>> start MATERIAL PROVIDED

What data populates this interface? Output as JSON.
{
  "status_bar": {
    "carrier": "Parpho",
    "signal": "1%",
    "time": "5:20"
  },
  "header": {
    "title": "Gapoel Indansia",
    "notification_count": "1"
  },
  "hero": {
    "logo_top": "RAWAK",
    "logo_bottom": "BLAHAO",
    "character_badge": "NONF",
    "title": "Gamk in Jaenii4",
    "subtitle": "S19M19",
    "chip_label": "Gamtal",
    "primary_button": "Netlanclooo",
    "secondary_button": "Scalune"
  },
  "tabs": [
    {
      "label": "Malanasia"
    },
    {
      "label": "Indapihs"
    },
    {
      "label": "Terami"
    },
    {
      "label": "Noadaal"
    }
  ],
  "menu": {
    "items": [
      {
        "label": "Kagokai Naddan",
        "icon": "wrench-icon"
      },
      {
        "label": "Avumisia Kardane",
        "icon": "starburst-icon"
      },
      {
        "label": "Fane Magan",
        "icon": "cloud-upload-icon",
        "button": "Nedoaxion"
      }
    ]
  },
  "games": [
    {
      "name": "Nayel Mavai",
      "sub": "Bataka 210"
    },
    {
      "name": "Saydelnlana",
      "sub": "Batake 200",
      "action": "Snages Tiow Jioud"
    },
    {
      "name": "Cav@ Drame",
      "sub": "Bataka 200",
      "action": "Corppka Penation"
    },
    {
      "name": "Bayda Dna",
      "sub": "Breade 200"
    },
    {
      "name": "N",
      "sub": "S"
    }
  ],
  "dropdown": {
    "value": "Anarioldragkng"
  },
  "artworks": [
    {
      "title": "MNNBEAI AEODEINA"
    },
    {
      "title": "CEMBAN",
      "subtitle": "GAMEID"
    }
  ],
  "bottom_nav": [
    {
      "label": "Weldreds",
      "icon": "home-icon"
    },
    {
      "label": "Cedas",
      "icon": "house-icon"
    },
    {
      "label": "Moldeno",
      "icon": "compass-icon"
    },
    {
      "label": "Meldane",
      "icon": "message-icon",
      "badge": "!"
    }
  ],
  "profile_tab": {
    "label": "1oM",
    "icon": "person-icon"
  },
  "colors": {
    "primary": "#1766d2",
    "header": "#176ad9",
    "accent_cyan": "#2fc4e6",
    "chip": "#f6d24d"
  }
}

>> end MATERIAL PROVIDED

THE TASK —
Repeat the listing above without any change.

RESPONSE —
What data populates this interface? Output as JSON.
{
  "status_bar": {
    "carrier": "Parpho",
    "signal": "1%",
    "time": "5:20"
  },
  "header": {
    "title": "Gapoel Indansia",
    "notification_count": "1"
  },
  "hero": {
    "logo_top": "RAWAK",
    "logo_bottom": "BLAHAO",
    "character_badge": "NONF",
    "title": "Gamk in Jaenii4",
    "subtitle": "S19M19",
    "chip_label": "Gamtal",
    "primary_button": "Netlanclooo",
    "secondary_button": "Scalune"
  },
  "tabs": [
    {
      "label": "Malanasia"
    },
    {
      "label": "Indapihs"
    },
    {
      "label": "Terami"
    },
    {
      "label": "Noadaal"
    }
  ],
  "menu": {
    "items": [
      {
        "label": "Kagokai Naddan",
        "icon": "wrench-icon"
      },
      {
        "label": "Avumisia Kardane",
        "icon": "starburst-icon"
      },
      {
        "label": "Fane Magan",
        "icon": "cloud-upload-icon",
        "button": "Nedoaxion"
      }
    ]
  },
  "games": [
    {
      "name": "Nayel Mavai",
      "sub": "Bataka 210"
    },
    {
      "name": "Saydelnlana",
      "sub": "Batake 200",
      "action": "Snages Tiow Jioud"
    },
    {
      "name": "Cav@ Drame",
      "sub": "Bataka 200",
      "action": "Corppka Penation"
    },
    {
      "name": "Bayda Dna",
      "sub": "Breade 200"
    },
    {
      "name": "N",
      "sub": "S"
    }
  ],
  "dropdown": {
    "value": "Anarioldragkng"
  },
  "artworks": [
    {
      "title": "MNNBEAI AEODEINA"
    },
    {
      "title": "CEMBAN",
      "subtitle": "GAMEID"
    }
  ],
  "bottom_nav": [
    {
      "label": "Weldreds",
      "icon": "home-icon"
    },
    {
      "label": "Cedas",
      "icon": "house-icon"
    },
    {
      "label": "Moldeno",
      "icon": "compass-icon"
    },
    {
      "label": "Meldane",
      "icon": "message-icon",
      "badge": "!"
    }
  ],
  "profile_tab": {
    "label": "1oM",
    "icon": "person-icon"
  },
  "colors": {
    "primary": "#1766d2",
    "header": "#176ad9",
    "accent_cyan": "#2fc4e6",
    "chip": "#f6d24d"
  }
}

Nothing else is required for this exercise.